**Record extracts**
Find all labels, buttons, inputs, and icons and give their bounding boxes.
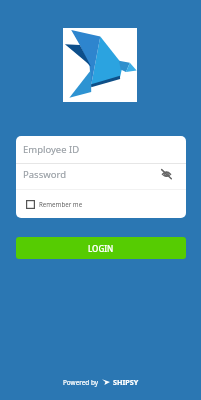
- button[interactable]: Show password: [161, 169, 172, 179]
- staticText: Employee ID: [23, 143, 80, 156]
- staticText: SHIPSY: [113, 377, 139, 387]
- staticText: Remember me: [39, 200, 83, 208]
- button[interactable]: Remember me: [16, 190, 186, 218]
- staticText: Powered by: [63, 378, 99, 387]
- staticText: Password: [23, 168, 161, 181]
- button[interactable]: Password: [16, 161, 186, 187]
- button[interactable]: LOGIN: [16, 237, 186, 259]
- button[interactable]: Employee ID: [16, 136, 186, 163]
- staticText: LOGIN: [88, 243, 114, 254]
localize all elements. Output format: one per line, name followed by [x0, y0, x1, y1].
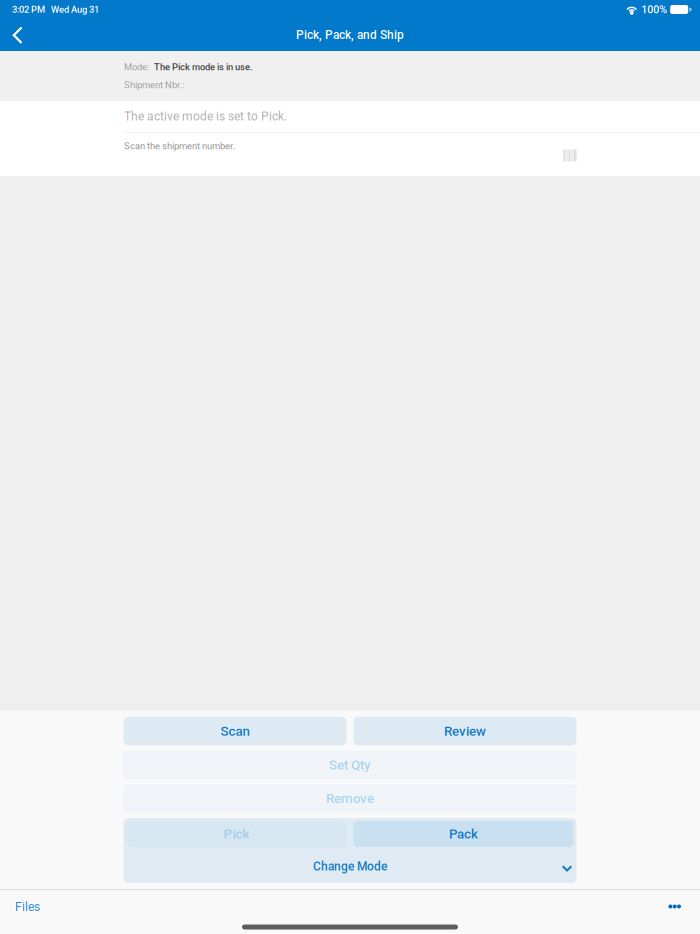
staticText: Remove [326, 791, 374, 806]
button[interactable]: Review [354, 717, 576, 745]
staticText: Pack [449, 826, 478, 842]
staticText: 100% [638, 3, 670, 16]
button[interactable]: Back [0, 20, 37, 50]
staticText: Mode: [124, 62, 149, 72]
staticText: Files [15, 900, 40, 914]
staticText: Change Mode [313, 860, 387, 873]
staticText: The active mode is set to Pick. [124, 110, 287, 123]
staticText: Set Qty [329, 757, 371, 772]
staticText: Review [444, 724, 486, 739]
button[interactable]: Remove [124, 784, 576, 813]
button[interactable]: Pick [126, 821, 346, 847]
staticText: 3:02 PM [12, 4, 45, 15]
button[interactable]: More options [654, 890, 700, 916]
button[interactable]: Files [0, 887, 55, 919]
button[interactable]: Pack [354, 821, 574, 847]
button[interactable]: Change Mode [124, 850, 576, 883]
staticText: Scan [220, 724, 250, 739]
staticText: Pick, Pack, and Ship [296, 28, 404, 42]
staticText: Wed Aug 31 [45, 4, 99, 15]
staticText: Scan the shipment number. [124, 141, 235, 151]
staticText: The Pick mode is in use. [154, 62, 253, 72]
button[interactable]: Scan [124, 717, 346, 745]
staticText: Shipment Nbr.: [124, 80, 184, 90]
staticText: Pick [224, 826, 250, 842]
button[interactable]: Set Qty [124, 751, 576, 779]
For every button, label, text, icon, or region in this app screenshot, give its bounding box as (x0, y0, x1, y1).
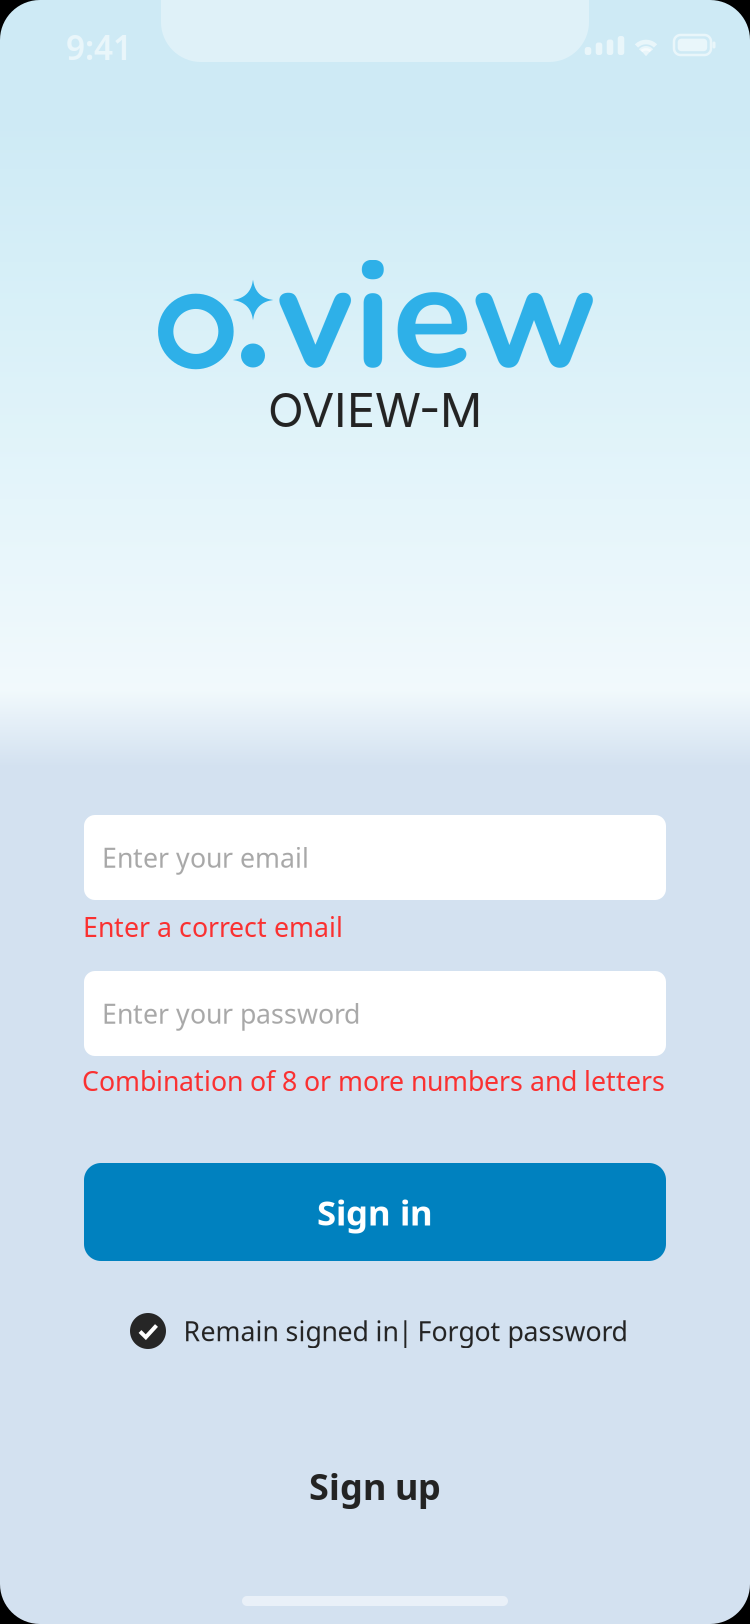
button[interactable]: Enter your password (84, 971, 666, 1056)
staticText: 9:41 (66, 25, 132, 69)
button[interactable]: Remain signed in (130, 1313, 166, 1349)
staticText: Sign in (317, 1189, 433, 1235)
button[interactable]: Enter your email (84, 815, 666, 900)
staticText: Forgot password (418, 1313, 628, 1349)
staticText: Enter a correct email (83, 909, 343, 944)
staticText: Combination of 8 or more numbers and let… (82, 1063, 665, 1098)
staticText: Enter your password (102, 996, 360, 1031)
staticText: Sign up (309, 1462, 441, 1510)
staticText: view (276, 217, 597, 419)
staticText: | (398, 1313, 413, 1349)
button[interactable]: Remain signed in (184, 1313, 398, 1349)
staticText: OVIEW-M (268, 382, 482, 438)
staticText: Remain signed in (184, 1313, 398, 1349)
button[interactable]: Sign up (255, 1460, 495, 1512)
button[interactable]: Forgot password (418, 1313, 628, 1349)
button[interactable]: Sign in (84, 1163, 666, 1261)
staticText: Enter your email (102, 840, 309, 875)
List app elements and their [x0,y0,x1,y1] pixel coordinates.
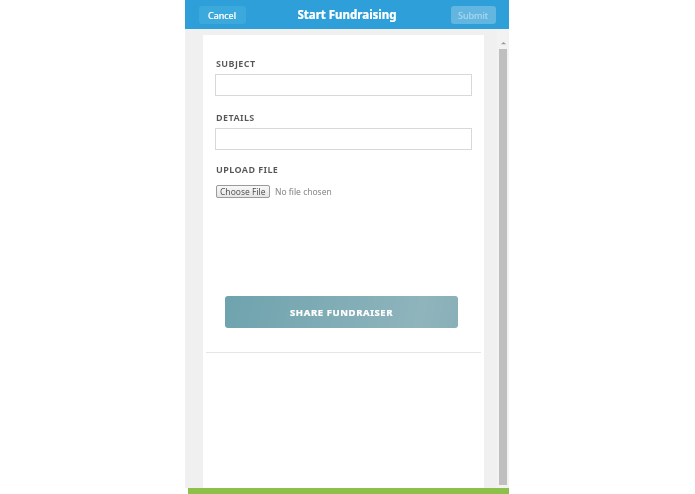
button[interactable]: Cancel [199,6,246,24]
staticText: No file chosen [275,186,332,198]
staticText: Submit [458,9,489,21]
button[interactable] [215,128,472,150]
button[interactable]: SHARE FUNDRAISER [225,296,458,328]
staticText: Cancel [208,9,237,21]
staticText: SHARE FUNDRAISER [290,306,394,319]
button[interactable]: Submit [451,6,496,24]
button[interactable]: Choose File [216,185,332,198]
staticText: Start Fundraising [297,7,397,23]
staticText: UPLOAD FILE [216,163,279,175]
staticText: Choose File [220,186,266,198]
button[interactable] [215,74,472,96]
staticText: DETAILS [216,111,255,123]
staticText: SUBJECT [216,57,256,69]
other: Scroll up [500,40,507,47]
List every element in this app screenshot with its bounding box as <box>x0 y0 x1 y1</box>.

**Given request**
Please copy all of the records above word for word, leaving out the pictures.

**Written solution**
Find all labels, buttons, inputs, and icons and give their bounding boxes.
- button[interactable]: Show password: [161, 169, 172, 179]
- staticText: Employee ID: [23, 143, 80, 156]
- staticText: SHIPSY: [113, 377, 139, 387]
- staticText: Remember me: [39, 200, 83, 208]
- button[interactable]: Remember me: [16, 190, 186, 218]
- staticText: Powered by: [63, 378, 99, 387]
- staticText: Password: [23, 168, 161, 181]
- button[interactable]: Password: [16, 161, 186, 187]
- button[interactable]: LOGIN: [16, 237, 186, 259]
- button[interactable]: Employee ID: [16, 136, 186, 163]
- staticText: LOGIN: [88, 243, 114, 254]
localize all elements. Output format: one per line, name followed by [x0, y0, x1, y1].
staticText: Remove [326, 791, 374, 806]
button[interactable]: Review [354, 717, 576, 745]
staticText: Pack [449, 826, 478, 842]
staticText: 100% [638, 3, 670, 16]
button[interactable]: Back [0, 20, 37, 50]
staticText: Mode: [124, 62, 149, 72]
staticText: Files [15, 900, 40, 914]
staticText: Change Mode [313, 860, 387, 873]
staticText: The active mode is set to Pick. [124, 110, 287, 123]
staticText: Set Qty [329, 757, 371, 772]
staticText: Review [444, 724, 486, 739]
button[interactable]: Remove [124, 784, 576, 813]
button[interactable]: Pick [126, 821, 346, 847]
staticText: 3:02 PM [12, 4, 45, 15]
button[interactable]: More options [654, 890, 700, 916]
button[interactable]: Files [0, 887, 55, 919]
button[interactable]: Pack [354, 821, 574, 847]
button[interactable]: Change Mode [124, 850, 576, 883]
staticText: Scan [220, 724, 250, 739]
staticText: Pick, Pack, and Ship [296, 28, 404, 42]
staticText: Wed Aug 31 [45, 4, 99, 15]
staticText: Scan the shipment number. [124, 141, 235, 151]
staticText: The Pick mode is in use. [154, 62, 253, 72]
button[interactable]: Scan [124, 717, 346, 745]
staticText: Shipment Nbr.: [124, 80, 184, 90]
staticText: Pick [224, 826, 250, 842]
button[interactable]: Set Qty [124, 751, 576, 779]
For every button, label, text, icon, or region in this app screenshot, give its bounding box as (x0, y0, x1, y1).
button[interactable]: Enter your password (84, 971, 666, 1056)
staticText: 9:41 (66, 25, 132, 69)
button[interactable]: Remain signed in (130, 1313, 166, 1349)
staticText: Sign in (317, 1189, 433, 1235)
button[interactable]: Enter your email (84, 815, 666, 900)
staticText: Forgot password (418, 1313, 628, 1349)
staticText: Enter a correct email (83, 909, 343, 944)
staticText: Combination of 8 or more numbers and let… (82, 1063, 665, 1098)
staticText: Enter your password (102, 996, 360, 1031)
staticText: Sign up (309, 1462, 441, 1510)
staticText: view (276, 217, 597, 419)
staticText: | (398, 1313, 413, 1349)
button[interactable]: Remain signed in (184, 1313, 398, 1349)
staticText: OVIEW-M (268, 382, 482, 438)
staticText: Remain signed in (184, 1313, 398, 1349)
button[interactable]: Sign up (255, 1460, 495, 1512)
button[interactable]: Forgot password (418, 1313, 628, 1349)
button[interactable]: Sign in (84, 1163, 666, 1261)
staticText: Enter your email (102, 840, 309, 875)
List app elements and their [x0,y0,x1,y1] pixel coordinates.
button[interactable]: Cancel [199,6,246,24]
staticText: No file chosen [275,186,332,198]
staticText: Submit [458,9,489,21]
button[interactable] [215,128,472,150]
button[interactable]: SHARE FUNDRAISER [225,296,458,328]
staticText: Cancel [208,9,237,21]
staticText: SHARE FUNDRAISER [290,306,394,319]
button[interactable]: Submit [451,6,496,24]
button[interactable]: Choose File [216,185,332,198]
staticText: Start Fundraising [297,7,397,23]
staticText: UPLOAD FILE [216,163,279,175]
staticText: Choose File [220,186,266,198]
button[interactable] [215,74,472,96]
staticText: DETAILS [216,111,255,123]
staticText: SUBJECT [216,57,256,69]
other: Scroll up [500,40,507,47]
List every element in this app screenshot with its bounding box as <box>x0 y0 x1 y1</box>.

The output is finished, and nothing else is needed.